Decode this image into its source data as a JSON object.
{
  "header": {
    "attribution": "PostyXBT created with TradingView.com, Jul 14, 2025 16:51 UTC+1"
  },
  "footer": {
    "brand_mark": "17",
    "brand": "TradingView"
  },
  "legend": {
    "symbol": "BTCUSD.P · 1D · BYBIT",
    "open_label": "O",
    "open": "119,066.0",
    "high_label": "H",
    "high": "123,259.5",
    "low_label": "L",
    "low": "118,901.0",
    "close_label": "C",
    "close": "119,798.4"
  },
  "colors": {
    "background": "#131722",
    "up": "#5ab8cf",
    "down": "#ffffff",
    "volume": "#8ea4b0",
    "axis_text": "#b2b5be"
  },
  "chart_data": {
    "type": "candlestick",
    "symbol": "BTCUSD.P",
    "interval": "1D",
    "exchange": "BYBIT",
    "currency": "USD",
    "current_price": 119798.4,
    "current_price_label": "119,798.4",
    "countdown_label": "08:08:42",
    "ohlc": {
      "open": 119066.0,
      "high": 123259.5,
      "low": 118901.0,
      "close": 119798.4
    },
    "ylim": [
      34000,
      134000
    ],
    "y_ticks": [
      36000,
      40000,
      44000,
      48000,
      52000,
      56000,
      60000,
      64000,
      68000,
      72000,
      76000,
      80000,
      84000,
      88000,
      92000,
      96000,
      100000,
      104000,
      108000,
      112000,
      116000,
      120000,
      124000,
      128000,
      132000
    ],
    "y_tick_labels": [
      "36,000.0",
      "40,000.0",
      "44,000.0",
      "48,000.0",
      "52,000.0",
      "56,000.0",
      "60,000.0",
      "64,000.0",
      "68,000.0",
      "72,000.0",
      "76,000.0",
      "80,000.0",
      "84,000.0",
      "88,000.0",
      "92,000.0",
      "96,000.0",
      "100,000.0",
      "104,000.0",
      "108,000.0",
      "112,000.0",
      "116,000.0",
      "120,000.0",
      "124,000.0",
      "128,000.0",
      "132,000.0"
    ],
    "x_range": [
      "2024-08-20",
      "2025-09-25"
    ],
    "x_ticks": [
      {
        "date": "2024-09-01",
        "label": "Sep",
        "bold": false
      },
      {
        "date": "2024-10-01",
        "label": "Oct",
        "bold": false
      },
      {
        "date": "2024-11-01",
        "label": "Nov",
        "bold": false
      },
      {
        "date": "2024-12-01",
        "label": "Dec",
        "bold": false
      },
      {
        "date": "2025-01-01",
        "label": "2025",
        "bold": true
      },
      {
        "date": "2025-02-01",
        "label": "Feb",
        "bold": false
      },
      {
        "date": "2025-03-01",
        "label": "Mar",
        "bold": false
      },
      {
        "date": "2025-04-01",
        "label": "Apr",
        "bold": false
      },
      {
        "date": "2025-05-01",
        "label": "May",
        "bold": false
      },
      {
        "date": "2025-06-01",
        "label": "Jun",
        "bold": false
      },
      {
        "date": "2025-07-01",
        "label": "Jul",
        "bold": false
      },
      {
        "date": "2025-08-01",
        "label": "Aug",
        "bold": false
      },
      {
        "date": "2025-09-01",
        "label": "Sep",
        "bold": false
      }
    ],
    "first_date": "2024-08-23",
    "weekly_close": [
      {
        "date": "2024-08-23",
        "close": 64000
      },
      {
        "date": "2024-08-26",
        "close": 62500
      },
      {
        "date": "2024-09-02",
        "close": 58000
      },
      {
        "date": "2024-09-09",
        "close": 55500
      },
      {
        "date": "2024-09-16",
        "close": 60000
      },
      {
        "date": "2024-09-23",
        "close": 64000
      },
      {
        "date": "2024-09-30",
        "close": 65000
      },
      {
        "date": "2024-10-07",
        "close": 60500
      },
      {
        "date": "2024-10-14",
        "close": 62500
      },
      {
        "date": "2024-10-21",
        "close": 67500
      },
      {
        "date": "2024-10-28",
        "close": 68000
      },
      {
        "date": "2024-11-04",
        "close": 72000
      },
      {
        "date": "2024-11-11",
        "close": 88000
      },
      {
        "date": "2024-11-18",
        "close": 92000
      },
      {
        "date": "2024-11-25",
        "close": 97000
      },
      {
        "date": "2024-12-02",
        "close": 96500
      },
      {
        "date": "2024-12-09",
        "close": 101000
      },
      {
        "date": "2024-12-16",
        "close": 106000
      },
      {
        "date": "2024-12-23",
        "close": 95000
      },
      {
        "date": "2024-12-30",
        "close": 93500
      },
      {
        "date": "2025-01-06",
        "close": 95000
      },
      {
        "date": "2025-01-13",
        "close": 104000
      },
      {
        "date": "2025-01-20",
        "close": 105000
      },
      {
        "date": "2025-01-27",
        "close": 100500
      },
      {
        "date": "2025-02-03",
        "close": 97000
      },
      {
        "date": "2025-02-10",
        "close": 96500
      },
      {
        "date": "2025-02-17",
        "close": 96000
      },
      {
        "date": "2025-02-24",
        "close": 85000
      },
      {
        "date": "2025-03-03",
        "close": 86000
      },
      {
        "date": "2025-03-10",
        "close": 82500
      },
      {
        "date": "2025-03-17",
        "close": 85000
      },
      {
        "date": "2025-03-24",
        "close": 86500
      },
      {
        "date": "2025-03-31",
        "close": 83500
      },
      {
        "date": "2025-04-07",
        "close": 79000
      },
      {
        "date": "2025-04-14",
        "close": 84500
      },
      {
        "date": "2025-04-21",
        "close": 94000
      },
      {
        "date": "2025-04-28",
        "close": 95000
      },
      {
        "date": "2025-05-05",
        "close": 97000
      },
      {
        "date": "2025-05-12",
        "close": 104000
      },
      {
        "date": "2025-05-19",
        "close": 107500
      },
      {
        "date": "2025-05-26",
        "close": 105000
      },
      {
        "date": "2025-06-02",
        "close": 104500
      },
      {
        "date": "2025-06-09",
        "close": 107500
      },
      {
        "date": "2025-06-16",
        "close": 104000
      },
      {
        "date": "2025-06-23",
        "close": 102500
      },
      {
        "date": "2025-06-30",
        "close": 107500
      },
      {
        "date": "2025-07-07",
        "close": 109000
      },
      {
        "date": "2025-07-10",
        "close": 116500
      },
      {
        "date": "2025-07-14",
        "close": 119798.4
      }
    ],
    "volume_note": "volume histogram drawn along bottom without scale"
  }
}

→ **WHAT IS NEEDED**
Output each record precisely as given.

→ **RESULT OF THIS TASK**
Decode this image into its source data as a JSON object.
{
  "header": {
    "attribution": "PostyXBT created with TradingView.com, Jul 14, 2025 16:51 UTC+1"
  },
  "footer": {
    "brand_mark": "17",
    "brand": "TradingView"
  },
  "legend": {
    "symbol": "BTCUSD.P · 1D · BYBIT",
    "open_label": "O",
    "open": "119,066.0",
    "high_label": "H",
    "high": "123,259.5",
    "low_label": "L",
    "low": "118,901.0",
    "close_label": "C",
    "close": "119,798.4"
  },
  "colors": {
    "background": "#131722",
    "up": "#5ab8cf",
    "down": "#ffffff",
    "volume": "#8ea4b0",
    "axis_text": "#b2b5be"
  },
  "chart_data": {
    "type": "candlestick",
    "symbol": "BTCUSD.P",
    "interval": "1D",
    "exchange": "BYBIT",
    "currency": "USD",
    "current_price": 119798.4,
    "current_price_label": "119,798.4",
    "countdown_label": "08:08:42",
    "ohlc": {
      "open": 119066.0,
      "high": 123259.5,
      "low": 118901.0,
      "close": 119798.4
    },
    "ylim": [
      34000,
      134000
    ],
    "y_ticks": [
      36000,
      40000,
      44000,
      48000,
      52000,
      56000,
      60000,
      64000,
      68000,
      72000,
      76000,
      80000,
      84000,
      88000,
      92000,
      96000,
      100000,
      104000,
      108000,
      112000,
      116000,
      120000,
      124000,
      128000,
      132000
    ],
    "y_tick_labels": [
      "36,000.0",
      "40,000.0",
      "44,000.0",
      "48,000.0",
      "52,000.0",
      "56,000.0",
      "60,000.0",
      "64,000.0",
      "68,000.0",
      "72,000.0",
      "76,000.0",
      "80,000.0",
      "84,000.0",
      "88,000.0",
      "92,000.0",
      "96,000.0",
      "100,000.0",
      "104,000.0",
      "108,000.0",
      "112,000.0",
      "116,000.0",
      "120,000.0",
      "124,000.0",
      "128,000.0",
      "132,000.0"
    ],
    "x_range": [
      "2024-08-20",
      "2025-09-25"
    ],
    "x_ticks": [
      {
        "date": "2024-09-01",
        "label": "Sep",
        "bold": false
      },
      {
        "date": "2024-10-01",
        "label": "Oct",
        "bold": false
      },
      {
        "date": "2024-11-01",
        "label": "Nov",
        "bold": false
      },
      {
        "date": "2024-12-01",
        "label": "Dec",
        "bold": false
      },
      {
        "date": "2025-01-01",
        "label": "2025",
        "bold": true
      },
      {
        "date": "2025-02-01",
        "label": "Feb",
        "bold": false
      },
      {
        "date": "2025-03-01",
        "label": "Mar",
        "bold": false
      },
      {
        "date": "2025-04-01",
        "label": "Apr",
        "bold": false
      },
      {
        "date": "2025-05-01",
        "label": "May",
        "bold": false
      },
      {
        "date": "2025-06-01",
        "label": "Jun",
        "bold": false
      },
      {
        "date": "2025-07-01",
        "label": "Jul",
        "bold": false
      },
      {
        "date": "2025-08-01",
        "label": "Aug",
        "bold": false
      },
      {
        "date": "2025-09-01",
        "label": "Sep",
        "bold": false
      }
    ],
    "first_date": "2024-08-23",
    "weekly_close": [
      {
        "date": "2024-08-23",
        "close": 64000
      },
      {
        "date": "2024-08-26",
        "close": 62500
      },
      {
        "date": "2024-09-02",
        "close": 58000
      },
      {
        "date": "2024-09-09",
        "close": 55500
      },
      {
        "date": "2024-09-16",
        "close": 60000
      },
      {
        "date": "2024-09-23",
        "close": 64000
      },
      {
        "date": "2024-09-30",
        "close": 65000
      },
      {
        "date": "2024-10-07",
        "close": 60500
      },
      {
        "date": "2024-10-14",
        "close": 62500
      },
      {
        "date": "2024-10-21",
        "close": 67500
      },
      {
        "date": "2024-10-28",
        "close": 68000
      },
      {
        "date": "2024-11-04",
        "close": 72000
      },
      {
        "date": "2024-11-11",
        "close": 88000
      },
      {
        "date": "2024-11-18",
        "close": 92000
      },
      {
        "date": "2024-11-25",
        "close": 97000
      },
      {
        "date": "2024-12-02",
        "close": 96500
      },
      {
        "date": "2024-12-09",
        "close": 101000
      },
      {
        "date": "2024-12-16",
        "close": 106000
      },
      {
        "date": "2024-12-23",
        "close": 95000
      },
      {
        "date": "2024-12-30",
        "close": 93500
      },
      {
        "date": "2025-01-06",
        "close": 95000
      },
      {
        "date": "2025-01-13",
        "close": 104000
      },
      {
        "date": "2025-01-20",
        "close": 105000
      },
      {
        "date": "2025-01-27",
        "close": 100500
      },
      {
        "date": "2025-02-03",
        "close": 97000
      },
      {
        "date": "2025-02-10",
        "close": 96500
      },
      {
        "date": "2025-02-17",
        "close": 96000
      },
      {
        "date": "2025-02-24",
        "close": 85000
      },
      {
        "date": "2025-03-03",
        "close": 86000
      },
      {
        "date": "2025-03-10",
        "close": 82500
      },
      {
        "date": "2025-03-17",
        "close": 85000
      },
      {
        "date": "2025-03-24",
        "close": 86500
      },
      {
        "date": "2025-03-31",
        "close": 83500
      },
      {
        "date": "2025-04-07",
        "close": 79000
      },
      {
        "date": "2025-04-14",
        "close": 84500
      },
      {
        "date": "2025-04-21",
        "close": 94000
      },
      {
        "date": "2025-04-28",
        "close": 95000
      },
      {
        "date": "2025-05-05",
        "close": 97000
      },
      {
        "date": "2025-05-12",
        "close": 104000
      },
      {
        "date": "2025-05-19",
        "close": 107500
      },
      {
        "date": "2025-05-26",
        "close": 105000
      },
      {
        "date": "2025-06-02",
        "close": 104500
      },
      {
        "date": "2025-06-09",
        "close": 107500
      },
      {
        "date": "2025-06-16",
        "close": 104000
      },
      {
        "date": "2025-06-23",
        "close": 102500
      },
      {
        "date": "2025-06-30",
        "close": 107500
      },
      {
        "date": "2025-07-07",
        "close": 109000
      },
      {
        "date": "2025-07-10",
        "close": 116500
      },
      {
        "date": "2025-07-14",
        "close": 119798.4
      }
    ],
    "volume_note": "volume histogram drawn along bottom without scale"
  }
}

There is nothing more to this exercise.